━━━━━ Records shown ━━━━━

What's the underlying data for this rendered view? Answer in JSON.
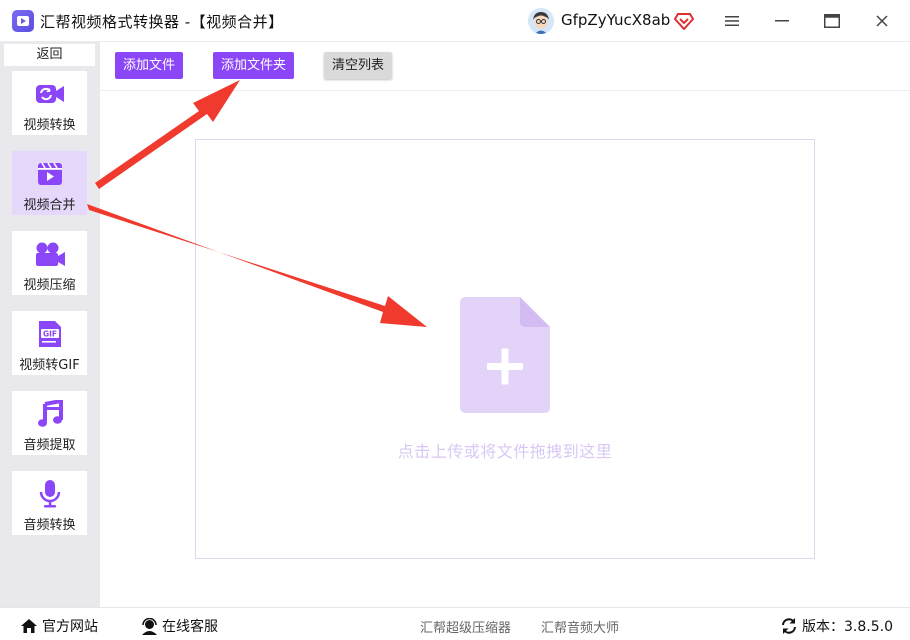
{
  "app": {
    "title": "汇帮视频格式转换器  -【视频合并】",
    "username": "GfpZyYucX8ab"
  },
  "sidebar": {
    "back_label": "返回",
    "items": [
      {
        "label": "视频转换",
        "icon": "video-convert-icon",
        "active": false
      },
      {
        "label": "视频合并",
        "icon": "video-merge-icon",
        "active": true
      },
      {
        "label": "视频压缩",
        "icon": "video-compress-icon",
        "active": false
      },
      {
        "label": "视频转GIF",
        "icon": "gif-icon",
        "active": false
      },
      {
        "label": "音频提取",
        "icon": "music-note-icon",
        "active": false
      },
      {
        "label": "音频转换",
        "icon": "microphone-icon",
        "active": false
      }
    ]
  },
  "toolbar": {
    "add_file": "添加文件",
    "add_folder": "添加文件夹",
    "clear_list": "清空列表"
  },
  "dropzone": {
    "hint": "点击上传或将文件拖拽到这里"
  },
  "footer": {
    "website": "官方网站",
    "support": "在线客服",
    "product1": "汇帮超级压缩器",
    "product2": "汇帮音频大师",
    "version": "版本：3.8.5.0"
  },
  "colors": {
    "accent": "#8b47f7",
    "active_bg": "#e6d8fb",
    "sidebar_bg": "#e9e9ed",
    "arrow": "#f03a2e",
    "drop_icon": "#e3d3f8"
  }
}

━━━━━

* **Stated exercise**: Copy all the entries word for word. Omit any pictures.

* **Task response**:
What's the underlying data for this rendered view? Answer in JSON.
{
  "app": {
    "title": "汇帮视频格式转换器  -【视频合并】",
    "username": "GfpZyYucX8ab"
  },
  "sidebar": {
    "back_label": "返回",
    "items": [
      {
        "label": "视频转换",
        "icon": "video-convert-icon",
        "active": false
      },
      {
        "label": "视频合并",
        "icon": "video-merge-icon",
        "active": true
      },
      {
        "label": "视频压缩",
        "icon": "video-compress-icon",
        "active": false
      },
      {
        "label": "视频转GIF",
        "icon": "gif-icon",
        "active": false
      },
      {
        "label": "音频提取",
        "icon": "music-note-icon",
        "active": false
      },
      {
        "label": "音频转换",
        "icon": "microphone-icon",
        "active": false
      }
    ]
  },
  "toolbar": {
    "add_file": "添加文件",
    "add_folder": "添加文件夹",
    "clear_list": "清空列表"
  },
  "dropzone": {
    "hint": "点击上传或将文件拖拽到这里"
  },
  "footer": {
    "website": "官方网站",
    "support": "在线客服",
    "product1": "汇帮超级压缩器",
    "product2": "汇帮音频大师",
    "version": "版本：3.8.5.0"
  },
  "colors": {
    "accent": "#8b47f7",
    "active_bg": "#e6d8fb",
    "sidebar_bg": "#e9e9ed",
    "arrow": "#f03a2e",
    "drop_icon": "#e3d3f8"
  }
}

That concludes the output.